== TO BE DONE ==
Wherever the word "period" appears in a line, copy that line.

── GIVEN RECORDS ──

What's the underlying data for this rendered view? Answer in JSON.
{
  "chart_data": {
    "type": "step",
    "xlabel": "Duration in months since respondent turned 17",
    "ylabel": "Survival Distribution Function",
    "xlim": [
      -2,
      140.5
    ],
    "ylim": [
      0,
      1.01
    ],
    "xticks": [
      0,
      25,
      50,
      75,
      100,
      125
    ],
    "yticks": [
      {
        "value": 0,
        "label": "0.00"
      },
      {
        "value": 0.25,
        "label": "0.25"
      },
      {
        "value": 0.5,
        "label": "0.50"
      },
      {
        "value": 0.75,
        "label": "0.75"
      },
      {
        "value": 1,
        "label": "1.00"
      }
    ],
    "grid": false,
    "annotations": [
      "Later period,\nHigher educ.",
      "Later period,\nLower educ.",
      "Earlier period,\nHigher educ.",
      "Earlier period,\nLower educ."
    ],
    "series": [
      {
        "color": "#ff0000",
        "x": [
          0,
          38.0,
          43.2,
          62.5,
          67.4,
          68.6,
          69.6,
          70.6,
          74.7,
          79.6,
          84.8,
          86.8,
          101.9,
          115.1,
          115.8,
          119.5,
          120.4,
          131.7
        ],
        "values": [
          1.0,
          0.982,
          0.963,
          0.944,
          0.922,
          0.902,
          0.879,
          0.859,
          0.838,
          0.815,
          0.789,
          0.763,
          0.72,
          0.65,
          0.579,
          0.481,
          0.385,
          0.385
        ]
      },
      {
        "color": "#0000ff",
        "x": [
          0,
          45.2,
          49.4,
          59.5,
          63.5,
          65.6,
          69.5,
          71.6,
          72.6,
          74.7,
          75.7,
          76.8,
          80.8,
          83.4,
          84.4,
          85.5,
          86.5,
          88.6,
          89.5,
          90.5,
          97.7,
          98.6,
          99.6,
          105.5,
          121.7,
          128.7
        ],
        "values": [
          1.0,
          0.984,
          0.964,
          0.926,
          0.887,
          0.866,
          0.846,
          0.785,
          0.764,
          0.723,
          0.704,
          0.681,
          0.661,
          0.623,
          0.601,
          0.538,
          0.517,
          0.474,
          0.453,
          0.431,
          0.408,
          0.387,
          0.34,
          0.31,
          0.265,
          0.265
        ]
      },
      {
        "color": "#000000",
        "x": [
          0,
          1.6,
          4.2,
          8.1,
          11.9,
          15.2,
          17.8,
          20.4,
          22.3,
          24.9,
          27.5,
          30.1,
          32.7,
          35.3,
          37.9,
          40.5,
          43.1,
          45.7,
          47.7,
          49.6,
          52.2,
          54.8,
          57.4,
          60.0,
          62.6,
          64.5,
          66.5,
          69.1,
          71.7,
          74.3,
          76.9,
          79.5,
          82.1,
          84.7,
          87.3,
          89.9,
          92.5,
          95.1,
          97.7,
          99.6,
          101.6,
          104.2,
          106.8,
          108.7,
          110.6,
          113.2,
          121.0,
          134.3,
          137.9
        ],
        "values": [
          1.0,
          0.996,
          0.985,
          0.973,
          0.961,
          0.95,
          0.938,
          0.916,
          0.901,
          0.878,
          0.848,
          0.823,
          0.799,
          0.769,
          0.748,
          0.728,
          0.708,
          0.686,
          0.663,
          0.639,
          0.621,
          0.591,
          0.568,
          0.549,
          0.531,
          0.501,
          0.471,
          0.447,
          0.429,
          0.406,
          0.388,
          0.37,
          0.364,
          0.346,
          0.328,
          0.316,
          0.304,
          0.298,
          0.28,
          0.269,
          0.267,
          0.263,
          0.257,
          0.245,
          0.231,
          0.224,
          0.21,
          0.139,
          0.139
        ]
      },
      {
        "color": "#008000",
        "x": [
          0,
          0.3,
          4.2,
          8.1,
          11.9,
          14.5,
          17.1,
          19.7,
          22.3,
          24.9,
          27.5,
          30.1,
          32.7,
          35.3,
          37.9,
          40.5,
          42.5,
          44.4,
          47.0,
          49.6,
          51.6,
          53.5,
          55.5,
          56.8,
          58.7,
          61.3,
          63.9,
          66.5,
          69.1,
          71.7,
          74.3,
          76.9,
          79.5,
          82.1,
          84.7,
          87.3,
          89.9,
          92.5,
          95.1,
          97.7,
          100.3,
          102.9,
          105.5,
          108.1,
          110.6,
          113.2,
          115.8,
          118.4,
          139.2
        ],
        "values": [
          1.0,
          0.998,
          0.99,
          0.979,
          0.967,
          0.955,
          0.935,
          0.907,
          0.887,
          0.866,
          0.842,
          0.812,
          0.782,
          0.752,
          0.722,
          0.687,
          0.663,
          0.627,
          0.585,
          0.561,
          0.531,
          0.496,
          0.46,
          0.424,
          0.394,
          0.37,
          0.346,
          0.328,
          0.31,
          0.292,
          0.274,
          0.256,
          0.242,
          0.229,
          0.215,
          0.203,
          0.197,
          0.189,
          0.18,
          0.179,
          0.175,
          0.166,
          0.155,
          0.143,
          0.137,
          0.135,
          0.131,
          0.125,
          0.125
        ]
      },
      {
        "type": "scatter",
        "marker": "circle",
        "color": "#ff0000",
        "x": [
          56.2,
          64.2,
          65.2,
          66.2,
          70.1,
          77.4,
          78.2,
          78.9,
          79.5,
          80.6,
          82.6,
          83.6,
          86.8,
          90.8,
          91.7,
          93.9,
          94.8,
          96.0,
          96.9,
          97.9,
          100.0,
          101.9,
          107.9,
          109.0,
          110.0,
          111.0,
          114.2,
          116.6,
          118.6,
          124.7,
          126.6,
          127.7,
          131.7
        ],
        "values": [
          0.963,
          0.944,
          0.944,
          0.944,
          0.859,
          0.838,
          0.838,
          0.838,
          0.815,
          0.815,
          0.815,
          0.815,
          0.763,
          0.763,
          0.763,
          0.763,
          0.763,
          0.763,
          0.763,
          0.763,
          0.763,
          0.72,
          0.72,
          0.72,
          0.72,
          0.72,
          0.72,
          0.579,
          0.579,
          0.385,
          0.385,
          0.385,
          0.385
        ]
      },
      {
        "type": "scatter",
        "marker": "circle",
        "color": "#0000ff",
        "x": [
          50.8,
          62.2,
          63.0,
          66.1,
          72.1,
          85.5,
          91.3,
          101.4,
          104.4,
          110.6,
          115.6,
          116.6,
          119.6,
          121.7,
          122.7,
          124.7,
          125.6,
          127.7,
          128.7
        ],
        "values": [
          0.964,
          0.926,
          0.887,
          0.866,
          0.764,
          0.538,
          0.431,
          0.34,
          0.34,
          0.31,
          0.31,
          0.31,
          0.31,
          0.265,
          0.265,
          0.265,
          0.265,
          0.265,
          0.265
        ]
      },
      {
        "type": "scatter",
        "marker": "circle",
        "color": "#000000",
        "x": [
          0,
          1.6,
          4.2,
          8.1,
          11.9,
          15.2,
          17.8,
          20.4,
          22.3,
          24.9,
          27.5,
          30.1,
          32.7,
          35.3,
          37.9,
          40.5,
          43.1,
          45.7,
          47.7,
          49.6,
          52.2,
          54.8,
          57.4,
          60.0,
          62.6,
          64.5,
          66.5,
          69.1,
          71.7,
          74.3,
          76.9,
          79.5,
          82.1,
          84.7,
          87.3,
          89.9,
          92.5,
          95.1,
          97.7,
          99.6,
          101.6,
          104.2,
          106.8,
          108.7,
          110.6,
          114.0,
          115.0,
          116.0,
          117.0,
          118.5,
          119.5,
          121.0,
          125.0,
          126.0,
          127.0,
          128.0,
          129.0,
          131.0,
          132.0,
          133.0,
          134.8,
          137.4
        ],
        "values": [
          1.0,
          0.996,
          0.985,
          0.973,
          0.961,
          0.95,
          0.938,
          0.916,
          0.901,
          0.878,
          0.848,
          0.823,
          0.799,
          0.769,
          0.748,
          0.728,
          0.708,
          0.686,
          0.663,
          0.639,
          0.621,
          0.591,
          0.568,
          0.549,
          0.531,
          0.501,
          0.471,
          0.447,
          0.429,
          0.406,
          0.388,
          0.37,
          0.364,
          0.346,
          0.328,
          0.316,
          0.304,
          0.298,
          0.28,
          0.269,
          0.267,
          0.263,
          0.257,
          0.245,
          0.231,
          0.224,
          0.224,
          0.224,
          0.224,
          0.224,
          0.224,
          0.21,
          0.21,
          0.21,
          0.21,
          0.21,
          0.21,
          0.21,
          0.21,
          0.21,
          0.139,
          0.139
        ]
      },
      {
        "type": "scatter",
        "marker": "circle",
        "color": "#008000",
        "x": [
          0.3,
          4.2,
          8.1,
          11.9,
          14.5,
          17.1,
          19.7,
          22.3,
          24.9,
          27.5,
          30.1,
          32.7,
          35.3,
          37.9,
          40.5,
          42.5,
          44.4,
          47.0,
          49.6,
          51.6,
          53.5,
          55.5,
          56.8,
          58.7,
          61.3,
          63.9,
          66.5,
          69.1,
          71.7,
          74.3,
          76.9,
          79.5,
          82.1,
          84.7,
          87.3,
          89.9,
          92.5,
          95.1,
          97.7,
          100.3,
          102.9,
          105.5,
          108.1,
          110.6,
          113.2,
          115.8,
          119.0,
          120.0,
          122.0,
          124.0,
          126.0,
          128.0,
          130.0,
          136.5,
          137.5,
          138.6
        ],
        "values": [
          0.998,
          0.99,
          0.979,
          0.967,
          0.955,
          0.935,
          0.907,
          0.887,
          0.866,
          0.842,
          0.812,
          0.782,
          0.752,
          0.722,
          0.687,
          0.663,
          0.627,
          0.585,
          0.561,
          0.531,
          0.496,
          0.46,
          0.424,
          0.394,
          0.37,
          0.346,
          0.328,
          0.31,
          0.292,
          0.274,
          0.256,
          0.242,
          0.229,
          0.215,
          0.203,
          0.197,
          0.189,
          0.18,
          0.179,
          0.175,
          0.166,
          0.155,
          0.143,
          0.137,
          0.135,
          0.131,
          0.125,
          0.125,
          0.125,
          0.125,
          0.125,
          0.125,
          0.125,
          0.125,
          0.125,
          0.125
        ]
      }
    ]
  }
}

───

== RESULT FOR THIS EXERCISE ==
      "Later period,\nHigher educ.",
      "Later period,\nLower educ.",
      "Earlier period,\nHigher educ.",
      "Earlier period,\nLower educ."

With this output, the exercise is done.